**Testo**
Sono ancora gravi le condizioni di Aaron Clifford, il diciannovenne irlandese che domenica è stato vittima di un incidente nel warm up della Superstock 600 a Snetterton.




Nelle scorse ore, attraverso i social media, la famiglia di Aaron Clifford ha comunicato le condizioni del giovanissimo pilota irlandese. Di seguito il messaggio:

Come tutti voi sapete, Aaron è stato coinvolto in un incidente durante il warm up della STK600 di domenica scorsa. È stato assistito in pista dalla squadra medica del BSB che ha messo Aaron in coma indotto e lo ha poi trasportato in aereo all’ospedale di Addensbrooke.

Ha una serie di gravi ferite, ha un grave trauma cranico, entrambi gli zigomi fratturati, il polmone sinistro collassato, lo sterno rotto, diverse costole fratturate, polso sinistro rotto, braccio e polso destro rotti, frattura al femore sinistro e una frattura alla vertebra C7 e il bacino lussato. 

Dopo le prime 36 ore, entrambe le braccia sono state sistemate temporaneamente per aiutare ad alleviare la pressione sul suo corpo, dato che la ferita alla testa era una delle principali preoccupazioni a questo punto. Hanno poi eseguito un’operazione temporanea sul femore. La frattura ha richiesto perni e due batte d’acciaio sulla parte la gamba per tenerlo insieme. 

Quando si troverà in una condizione migliore, dovrà sottoporsi ad un intervento chirurgico ad entrambe le braccia, verranno usate placche e viti per ridurre le fratture. Sarà anche operato alla gamba. Questo richiederà l’inserimento di un’asta d’acciaio attraverso l’osso per tenere insieme il femore.

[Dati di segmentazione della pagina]
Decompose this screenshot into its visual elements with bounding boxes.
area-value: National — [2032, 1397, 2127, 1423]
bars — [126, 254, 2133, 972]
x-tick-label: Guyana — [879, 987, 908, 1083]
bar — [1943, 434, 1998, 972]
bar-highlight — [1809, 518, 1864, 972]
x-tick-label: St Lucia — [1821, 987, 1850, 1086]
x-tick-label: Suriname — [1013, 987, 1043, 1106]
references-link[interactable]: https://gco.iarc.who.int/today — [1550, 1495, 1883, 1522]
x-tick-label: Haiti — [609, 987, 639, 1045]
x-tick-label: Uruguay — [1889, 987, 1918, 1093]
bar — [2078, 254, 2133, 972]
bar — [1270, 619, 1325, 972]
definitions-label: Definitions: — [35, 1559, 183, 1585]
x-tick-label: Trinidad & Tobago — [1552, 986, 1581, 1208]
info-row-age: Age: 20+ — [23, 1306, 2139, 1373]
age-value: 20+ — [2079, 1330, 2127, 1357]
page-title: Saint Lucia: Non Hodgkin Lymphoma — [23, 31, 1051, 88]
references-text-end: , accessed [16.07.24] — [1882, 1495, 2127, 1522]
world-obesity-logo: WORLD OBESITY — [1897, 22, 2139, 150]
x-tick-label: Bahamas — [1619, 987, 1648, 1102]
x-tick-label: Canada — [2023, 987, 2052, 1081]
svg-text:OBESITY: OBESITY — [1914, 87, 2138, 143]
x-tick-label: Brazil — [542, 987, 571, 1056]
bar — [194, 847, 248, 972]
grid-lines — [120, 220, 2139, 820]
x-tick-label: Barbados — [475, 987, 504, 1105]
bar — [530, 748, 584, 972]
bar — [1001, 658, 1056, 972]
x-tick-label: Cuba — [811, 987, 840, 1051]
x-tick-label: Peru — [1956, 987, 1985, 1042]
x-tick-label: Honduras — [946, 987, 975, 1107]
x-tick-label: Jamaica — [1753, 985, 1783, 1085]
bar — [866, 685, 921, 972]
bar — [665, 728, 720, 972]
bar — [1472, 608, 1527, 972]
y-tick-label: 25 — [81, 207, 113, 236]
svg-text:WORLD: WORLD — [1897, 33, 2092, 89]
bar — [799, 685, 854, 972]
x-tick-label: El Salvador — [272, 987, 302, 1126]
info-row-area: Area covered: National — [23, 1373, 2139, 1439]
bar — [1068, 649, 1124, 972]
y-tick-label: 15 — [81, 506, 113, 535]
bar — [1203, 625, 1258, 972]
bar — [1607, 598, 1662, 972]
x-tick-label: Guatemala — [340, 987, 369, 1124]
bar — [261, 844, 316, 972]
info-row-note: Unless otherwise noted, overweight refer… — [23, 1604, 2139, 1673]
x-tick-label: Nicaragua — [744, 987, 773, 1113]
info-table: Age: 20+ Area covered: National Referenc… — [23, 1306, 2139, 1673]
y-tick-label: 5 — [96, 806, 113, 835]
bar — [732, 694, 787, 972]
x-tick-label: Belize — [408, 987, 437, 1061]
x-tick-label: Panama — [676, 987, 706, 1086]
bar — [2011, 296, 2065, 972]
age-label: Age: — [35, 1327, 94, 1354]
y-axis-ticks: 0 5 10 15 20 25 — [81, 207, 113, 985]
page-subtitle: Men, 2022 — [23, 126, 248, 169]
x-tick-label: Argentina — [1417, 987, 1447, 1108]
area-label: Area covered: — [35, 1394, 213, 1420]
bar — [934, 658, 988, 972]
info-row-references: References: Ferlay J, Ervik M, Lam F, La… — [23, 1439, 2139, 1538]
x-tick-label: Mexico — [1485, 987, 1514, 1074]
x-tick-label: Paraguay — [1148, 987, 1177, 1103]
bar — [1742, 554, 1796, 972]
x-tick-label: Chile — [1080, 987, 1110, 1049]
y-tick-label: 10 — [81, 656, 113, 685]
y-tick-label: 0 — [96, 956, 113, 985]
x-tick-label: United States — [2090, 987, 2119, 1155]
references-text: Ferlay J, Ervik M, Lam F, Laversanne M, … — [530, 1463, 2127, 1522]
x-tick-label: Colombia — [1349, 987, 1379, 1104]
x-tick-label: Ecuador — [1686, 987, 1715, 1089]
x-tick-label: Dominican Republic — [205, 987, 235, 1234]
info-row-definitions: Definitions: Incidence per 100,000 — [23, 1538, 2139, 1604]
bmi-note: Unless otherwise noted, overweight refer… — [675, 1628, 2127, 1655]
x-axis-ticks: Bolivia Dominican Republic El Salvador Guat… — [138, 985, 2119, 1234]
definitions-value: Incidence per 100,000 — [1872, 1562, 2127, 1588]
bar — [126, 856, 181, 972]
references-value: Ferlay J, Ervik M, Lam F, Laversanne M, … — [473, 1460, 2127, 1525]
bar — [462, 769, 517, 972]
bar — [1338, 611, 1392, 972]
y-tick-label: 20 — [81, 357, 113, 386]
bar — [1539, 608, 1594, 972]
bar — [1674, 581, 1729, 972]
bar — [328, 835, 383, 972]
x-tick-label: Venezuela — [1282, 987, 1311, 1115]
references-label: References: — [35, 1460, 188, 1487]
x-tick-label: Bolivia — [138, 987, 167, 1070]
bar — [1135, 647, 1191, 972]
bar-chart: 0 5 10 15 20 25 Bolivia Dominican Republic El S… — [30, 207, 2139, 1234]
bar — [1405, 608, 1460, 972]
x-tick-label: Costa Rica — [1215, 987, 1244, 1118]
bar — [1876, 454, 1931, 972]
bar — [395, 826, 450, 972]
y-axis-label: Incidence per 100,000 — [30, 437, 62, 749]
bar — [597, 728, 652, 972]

**Consegna 1**
Trascrivi dal testo sull'incidente di Aaron Clifford la parte che inizia con le parole contenenti "Sono ancora gravi" e termina con "il bacino lussato.".
**Consegna 2**
Traduci in inglese questa frase del testo sull'incidente di Aaron Clifford: "È stato assistito in pista dalla squadra medica del BSB che ha messo Aaron in coma indotto e lo ha poi trasportato in aereo all’ospedale di Addensbrooke."
**Consegna 3**
Prosegui il testo sulle condizioni di Aaron Clifford dopo l'ultima frase riportata.

**Risposta 1**
Sono ancora gravi le condizioni di Aaron Clifford, il diciannovenne irlandese che domenica è stato vittima di un incidente nel warm up della Superstock 600 a Snetterton.




Nelle scorse ore, attraverso i social media, la famiglia di Aaron Clifford ha comunicato le condizioni del giovanissimo pilota irlandese. Di seguito il messaggio:

Come tutti voi sapete, Aaron è stato coinvolto in un incidente durante il warm up della STK600 di domenica scorsa. È stato assistito in pista dalla squadra medica del BSB che ha messo Aaron in coma indotto e lo ha poi trasportato in aereo all’ospedale di Addensbrooke.

Ha una serie di gravi ferite, ha un grave trauma cranico, entrambi gli zigomi fratturati, il polmone sinistro collassato, lo sterno rotto, diverse costole fratturate, polso sinistro rotto, braccio e polso destro rotti, frattura al femore sinistro e una frattura alla vertebra C7 e il bacino lussato.

**Risposta 2**
He was treated on the track by the BSB medical team, who put Aaron into an induced coma and then airlifted him to Addensbrooke hospital.

**Risposta 3**
Mercoledì sera è stato portato in sala operatoria per un intervento chirurgico d’urgenza, perchè le sue condizioni si erano aggravate. È stato poi trasferito all’ospedale Royal Popworth per l’ECMO (ExtraCorporeal Membrane Oxygenation). Si tratta di una macchina che bypassa i polmoni. Prende il sangue dal suo corpo, lo ossigena e rimuove l’anidride carbonica. Questo è stato fatto perchè il sangue non aveva abbastanza ossigeno. L’intervento chirurgico e le prime 24 ore sono stati estremamente pericolose e siamo molto contenti di averli superati.

Attualmente ha un buon livello di ossigeno e anidride carbonica nel sangue. La pressione nel suo cervello è ad un livello accettabile. Detto questo, è ancora in prognosi riservata, in coma indotto nell’unità di terapia intensiva.

Aaron ha davanti a se una strada estremamente lunga e difficile. Vi aggiorneremo man mano che farà progressi. Vorremmo ringraziare tutti per i loro gentili messaggi e preghiere. Un grazie speciale anche al team medico del BSB e all’elisoccorso. Siamo assolutamente sorpresi dal vostro sostegno, ma non è possibile rispondere ad ogni messaggio.